Given instruction
Transcribe the full listing exactly, and drop every picture.

[Dataset rows about figures]
......
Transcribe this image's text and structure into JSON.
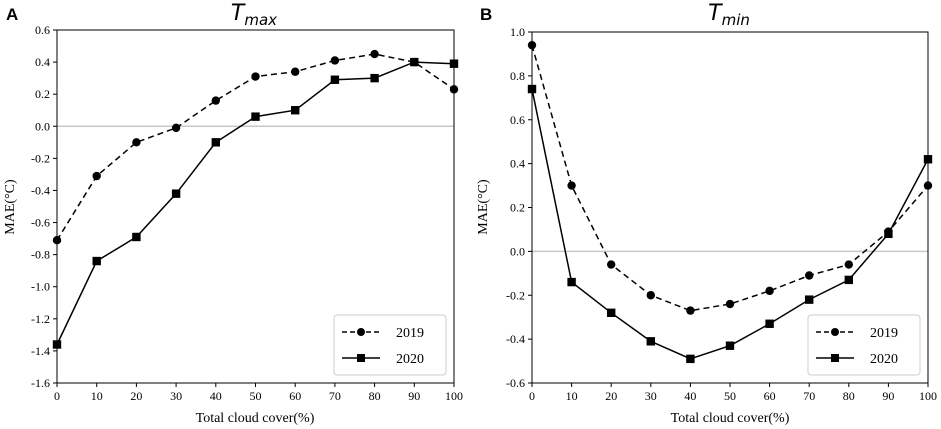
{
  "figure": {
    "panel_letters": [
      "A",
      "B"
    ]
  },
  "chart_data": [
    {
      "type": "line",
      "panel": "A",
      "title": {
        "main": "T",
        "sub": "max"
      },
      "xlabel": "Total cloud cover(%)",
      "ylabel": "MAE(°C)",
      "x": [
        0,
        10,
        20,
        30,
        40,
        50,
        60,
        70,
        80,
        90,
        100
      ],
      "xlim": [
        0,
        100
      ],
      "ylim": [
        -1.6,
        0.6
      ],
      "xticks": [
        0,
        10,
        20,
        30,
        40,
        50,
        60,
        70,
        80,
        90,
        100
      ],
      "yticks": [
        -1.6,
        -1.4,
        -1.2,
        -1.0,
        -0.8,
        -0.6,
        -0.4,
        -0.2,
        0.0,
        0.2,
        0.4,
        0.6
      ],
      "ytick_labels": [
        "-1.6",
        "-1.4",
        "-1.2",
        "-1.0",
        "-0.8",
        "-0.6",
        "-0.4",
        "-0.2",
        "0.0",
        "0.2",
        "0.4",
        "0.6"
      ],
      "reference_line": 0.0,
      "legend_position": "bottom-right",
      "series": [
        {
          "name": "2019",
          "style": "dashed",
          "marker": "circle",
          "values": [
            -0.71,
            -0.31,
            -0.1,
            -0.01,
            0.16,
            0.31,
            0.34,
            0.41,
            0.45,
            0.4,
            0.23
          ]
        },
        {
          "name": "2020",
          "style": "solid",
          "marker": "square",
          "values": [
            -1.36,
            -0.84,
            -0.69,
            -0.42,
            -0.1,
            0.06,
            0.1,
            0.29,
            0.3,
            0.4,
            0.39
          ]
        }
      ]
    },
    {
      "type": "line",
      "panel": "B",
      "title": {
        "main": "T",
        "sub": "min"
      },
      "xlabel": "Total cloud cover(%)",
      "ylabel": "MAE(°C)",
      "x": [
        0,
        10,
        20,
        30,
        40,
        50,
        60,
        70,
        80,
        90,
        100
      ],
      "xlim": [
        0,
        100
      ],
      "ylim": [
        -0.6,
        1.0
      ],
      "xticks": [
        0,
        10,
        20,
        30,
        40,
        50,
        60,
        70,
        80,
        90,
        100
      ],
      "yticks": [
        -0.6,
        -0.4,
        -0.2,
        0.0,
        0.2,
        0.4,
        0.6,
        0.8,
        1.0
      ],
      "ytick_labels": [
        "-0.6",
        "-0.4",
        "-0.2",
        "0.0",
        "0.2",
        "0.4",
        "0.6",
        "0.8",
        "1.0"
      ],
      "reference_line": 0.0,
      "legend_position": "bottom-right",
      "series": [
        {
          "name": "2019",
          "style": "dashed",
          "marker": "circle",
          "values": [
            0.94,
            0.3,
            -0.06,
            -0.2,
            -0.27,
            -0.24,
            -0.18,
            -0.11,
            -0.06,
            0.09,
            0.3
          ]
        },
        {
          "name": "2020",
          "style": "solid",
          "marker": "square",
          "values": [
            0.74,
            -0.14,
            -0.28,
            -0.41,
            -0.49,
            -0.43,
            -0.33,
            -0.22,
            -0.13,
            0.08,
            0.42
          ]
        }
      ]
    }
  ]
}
......
Completed task
Transcribe this image's text and structure into JSON.
{
  "figure": {
    "panel_letters": [
      "A",
      "B"
    ]
  },
  "chart_data": [
    {
      "type": "line",
      "panel": "A",
      "title": {
        "main": "T",
        "sub": "max"
      },
      "xlabel": "Total cloud cover(%)",
      "ylabel": "MAE(°C)",
      "x": [
        0,
        10,
        20,
        30,
        40,
        50,
        60,
        70,
        80,
        90,
        100
      ],
      "xlim": [
        0,
        100
      ],
      "ylim": [
        -1.6,
        0.6
      ],
      "xticks": [
        0,
        10,
        20,
        30,
        40,
        50,
        60,
        70,
        80,
        90,
        100
      ],
      "yticks": [
        -1.6,
        -1.4,
        -1.2,
        -1.0,
        -0.8,
        -0.6,
        -0.4,
        -0.2,
        0.0,
        0.2,
        0.4,
        0.6
      ],
      "ytick_labels": [
        "-1.6",
        "-1.4",
        "-1.2",
        "-1.0",
        "-0.8",
        "-0.6",
        "-0.4",
        "-0.2",
        "0.0",
        "0.2",
        "0.4",
        "0.6"
      ],
      "reference_line": 0.0,
      "legend_position": "bottom-right",
      "series": [
        {
          "name": "2019",
          "style": "dashed",
          "marker": "circle",
          "values": [
            -0.71,
            -0.31,
            -0.1,
            -0.01,
            0.16,
            0.31,
            0.34,
            0.41,
            0.45,
            0.4,
            0.23
          ]
        },
        {
          "name": "2020",
          "style": "solid",
          "marker": "square",
          "values": [
            -1.36,
            -0.84,
            -0.69,
            -0.42,
            -0.1,
            0.06,
            0.1,
            0.29,
            0.3,
            0.4,
            0.39
          ]
        }
      ]
    },
    {
      "type": "line",
      "panel": "B",
      "title": {
        "main": "T",
        "sub": "min"
      },
      "xlabel": "Total cloud cover(%)",
      "ylabel": "MAE(°C)",
      "x": [
        0,
        10,
        20,
        30,
        40,
        50,
        60,
        70,
        80,
        90,
        100
      ],
      "xlim": [
        0,
        100
      ],
      "ylim": [
        -0.6,
        1.0
      ],
      "xticks": [
        0,
        10,
        20,
        30,
        40,
        50,
        60,
        70,
        80,
        90,
        100
      ],
      "yticks": [
        -0.6,
        -0.4,
        -0.2,
        0.0,
        0.2,
        0.4,
        0.6,
        0.8,
        1.0
      ],
      "ytick_labels": [
        "-0.6",
        "-0.4",
        "-0.2",
        "0.0",
        "0.2",
        "0.4",
        "0.6",
        "0.8",
        "1.0"
      ],
      "reference_line": 0.0,
      "legend_position": "bottom-right",
      "series": [
        {
          "name": "2019",
          "style": "dashed",
          "marker": "circle",
          "values": [
            0.94,
            0.3,
            -0.06,
            -0.2,
            -0.27,
            -0.24,
            -0.18,
            -0.11,
            -0.06,
            0.09,
            0.3
          ]
        },
        {
          "name": "2020",
          "style": "solid",
          "marker": "square",
          "values": [
            0.74,
            -0.14,
            -0.28,
            -0.41,
            -0.49,
            -0.43,
            -0.33,
            -0.22,
            -0.13,
            0.08,
            0.42
          ]
        }
      ]
    }
  ]
}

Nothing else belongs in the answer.